▸ **COMPLETE THE FOLLOWING**:
(a) Check each statement against the manual handling profile and answer yes or no, quoting the words from the profile that decide it: (i) The writer was born in Herne Bay in Kent. (ii) The writer qualified as a mammography practitioner before starting work as an HCA. (iii) The writer has worked in three acute trusts over the last 20 years.
(b) Pick up the manual handling profile after its final sentence and carry it on.
### TEXT ###
I have over 20 years’ experience in manual handling and have worked across many areas of Kent. I have worked in Three acute trusts in the last 20 years in my current role I assist the Trust on how to implement the Moving and Handling Policy and advises on strategies to meet specific Trust and departmental needs.

Born in a town call Herne Bay in Kent.

When I was growing up I would constantly hear my mum tell me to stand up straight and watch my posture. She always said “a good posture is a sign of a confident person. How ironic is that! In later life I end up teaching all about the importance of a good posture and manual handling.

I started work as an HCA in 1997 and went on to qualify as a mammography practitioner in breast screening in 2004.
### LISTED RECORDS ###
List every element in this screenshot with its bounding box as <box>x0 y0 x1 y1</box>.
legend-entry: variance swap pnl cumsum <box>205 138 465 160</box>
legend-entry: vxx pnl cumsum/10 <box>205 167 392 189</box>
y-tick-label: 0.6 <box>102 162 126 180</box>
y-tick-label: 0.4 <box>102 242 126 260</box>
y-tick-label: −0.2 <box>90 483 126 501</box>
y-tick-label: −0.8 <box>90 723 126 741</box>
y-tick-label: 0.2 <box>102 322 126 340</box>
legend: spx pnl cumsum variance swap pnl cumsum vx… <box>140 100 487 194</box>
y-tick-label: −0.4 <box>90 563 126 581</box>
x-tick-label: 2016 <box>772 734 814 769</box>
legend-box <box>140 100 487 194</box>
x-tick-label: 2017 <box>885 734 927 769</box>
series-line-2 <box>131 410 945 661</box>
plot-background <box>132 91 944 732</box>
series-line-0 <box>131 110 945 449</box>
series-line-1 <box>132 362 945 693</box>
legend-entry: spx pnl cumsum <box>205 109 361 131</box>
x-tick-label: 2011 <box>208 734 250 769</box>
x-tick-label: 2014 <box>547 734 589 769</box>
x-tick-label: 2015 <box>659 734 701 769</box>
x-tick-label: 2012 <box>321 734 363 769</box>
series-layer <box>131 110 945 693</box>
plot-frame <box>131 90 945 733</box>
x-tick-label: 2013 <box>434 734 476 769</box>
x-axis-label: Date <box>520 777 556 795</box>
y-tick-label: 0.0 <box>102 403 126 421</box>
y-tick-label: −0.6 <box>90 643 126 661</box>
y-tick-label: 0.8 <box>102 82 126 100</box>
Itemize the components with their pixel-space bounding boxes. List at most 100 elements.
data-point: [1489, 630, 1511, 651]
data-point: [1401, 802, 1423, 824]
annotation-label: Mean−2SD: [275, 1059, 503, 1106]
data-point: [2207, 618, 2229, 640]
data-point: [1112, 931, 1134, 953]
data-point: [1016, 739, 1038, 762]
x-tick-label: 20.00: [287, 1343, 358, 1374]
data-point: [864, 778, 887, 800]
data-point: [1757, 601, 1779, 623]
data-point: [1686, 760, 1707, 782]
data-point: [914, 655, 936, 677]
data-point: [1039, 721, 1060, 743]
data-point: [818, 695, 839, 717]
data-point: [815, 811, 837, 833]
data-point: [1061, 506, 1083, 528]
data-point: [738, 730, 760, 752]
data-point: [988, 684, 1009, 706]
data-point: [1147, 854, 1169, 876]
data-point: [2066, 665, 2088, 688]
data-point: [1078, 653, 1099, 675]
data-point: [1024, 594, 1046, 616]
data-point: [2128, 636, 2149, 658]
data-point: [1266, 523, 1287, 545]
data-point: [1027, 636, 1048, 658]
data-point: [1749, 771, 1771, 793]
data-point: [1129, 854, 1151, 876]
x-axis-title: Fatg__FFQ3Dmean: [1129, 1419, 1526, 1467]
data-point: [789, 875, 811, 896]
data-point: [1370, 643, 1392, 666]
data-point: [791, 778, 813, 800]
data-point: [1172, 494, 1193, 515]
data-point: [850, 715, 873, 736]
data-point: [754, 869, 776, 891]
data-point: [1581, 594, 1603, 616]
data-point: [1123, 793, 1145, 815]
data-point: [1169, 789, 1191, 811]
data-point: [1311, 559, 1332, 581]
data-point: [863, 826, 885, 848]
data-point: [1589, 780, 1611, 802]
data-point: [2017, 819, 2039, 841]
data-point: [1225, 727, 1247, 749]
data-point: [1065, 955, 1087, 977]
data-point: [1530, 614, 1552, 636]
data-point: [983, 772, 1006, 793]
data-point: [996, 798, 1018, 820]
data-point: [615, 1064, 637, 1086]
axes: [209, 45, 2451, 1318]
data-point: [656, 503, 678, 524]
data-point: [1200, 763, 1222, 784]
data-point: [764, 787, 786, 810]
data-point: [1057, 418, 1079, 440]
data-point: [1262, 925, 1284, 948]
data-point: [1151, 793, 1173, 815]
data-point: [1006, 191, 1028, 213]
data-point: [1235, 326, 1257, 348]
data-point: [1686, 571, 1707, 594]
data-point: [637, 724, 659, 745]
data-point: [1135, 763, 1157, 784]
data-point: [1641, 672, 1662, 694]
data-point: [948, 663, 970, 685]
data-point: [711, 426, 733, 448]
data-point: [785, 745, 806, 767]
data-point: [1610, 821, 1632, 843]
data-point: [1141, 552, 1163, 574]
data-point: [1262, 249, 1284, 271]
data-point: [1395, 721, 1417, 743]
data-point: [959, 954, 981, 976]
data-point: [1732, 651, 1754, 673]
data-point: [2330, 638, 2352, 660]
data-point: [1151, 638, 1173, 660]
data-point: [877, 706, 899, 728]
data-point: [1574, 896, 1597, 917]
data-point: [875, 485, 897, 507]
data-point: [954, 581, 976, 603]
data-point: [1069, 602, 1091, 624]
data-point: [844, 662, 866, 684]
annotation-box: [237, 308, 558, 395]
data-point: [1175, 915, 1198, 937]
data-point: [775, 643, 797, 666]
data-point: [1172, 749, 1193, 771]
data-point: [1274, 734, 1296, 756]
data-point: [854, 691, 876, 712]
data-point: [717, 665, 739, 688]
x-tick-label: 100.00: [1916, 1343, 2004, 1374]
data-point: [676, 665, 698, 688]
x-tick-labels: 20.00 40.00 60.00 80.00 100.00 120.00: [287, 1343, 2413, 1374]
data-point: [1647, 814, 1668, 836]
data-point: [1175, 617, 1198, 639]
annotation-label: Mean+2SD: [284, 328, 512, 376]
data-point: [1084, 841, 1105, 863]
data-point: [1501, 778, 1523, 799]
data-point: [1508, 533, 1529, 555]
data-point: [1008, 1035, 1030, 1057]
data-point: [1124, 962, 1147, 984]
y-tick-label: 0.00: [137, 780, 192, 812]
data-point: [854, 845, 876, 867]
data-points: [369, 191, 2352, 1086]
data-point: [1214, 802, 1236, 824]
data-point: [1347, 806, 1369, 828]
###
▸ **ANSWERS TO EACH TASK**:
(a)
(i) Yes: "Born in a town call Herne Bay in Kent."
(ii) No: "I started work as an HCA in 1997 and went on to qualify as a mammography practitioner in breast screening in 2004."
(iii) Yes: "I have worked in Three acute trusts in the last 20 years"

(b)
The importance of manual handling 

Contributing factors for not using equipment increased the risk of pressure ulcers. We are constantly told by Manual Handling Operations regulation 1992 (as amended) the importance of good posture and the need to use equipment when lifting whether it’s a patient or an object etc. The main reason for incorrect use of equipment is that staff are unfamiliar or have not been trained/lack confidence in its use. Some techniques can be quite difficult to carry out if staff are on their own, so they would often use unsafe techniques because that’s all they no.  I wanted to know more so I went on to   further my education in manual handling and went to Loughborough University, where I completed a 2 year post graduate course in Manual Handing and Healthcare Management.  One of the modules covered litigation and the importance of robust risk assessments. A risk assessment is not only an important step in ensuring a safe and healthy work environment, it is a legal requirement. A good Risk Assessment will help to prevent accidents and ill health. An inappropriate risk assessment has the potential to ruin lives, but they could also increase costs to businesses through lost output, compensation claims and higher insurance premiums. This information blew me away and I wanted to go on and learn more.  I wanted to understand, with all this litigation, why people make mistakes and take short cuts, why people didn’t take moving and handling seriously? Moving and handling training for the Trusts was just a tick box exercise, as long as everyone has done their training it doesn’t matter how they go about it, which didn’t make sense to me, as staff were still injuring themselves and the Trust was still just paying out in claims. I began to make changes to training records and risk assessments paperwork to make it more efficient.

In 2016 I was promoted by EKHUFT to a band 8a Moving and Handling Senior Coordinator and now sit at board level.  I am in my final year of my MSc at Derby University in Ergonomics and Human Factors looking at  organisational behaviours.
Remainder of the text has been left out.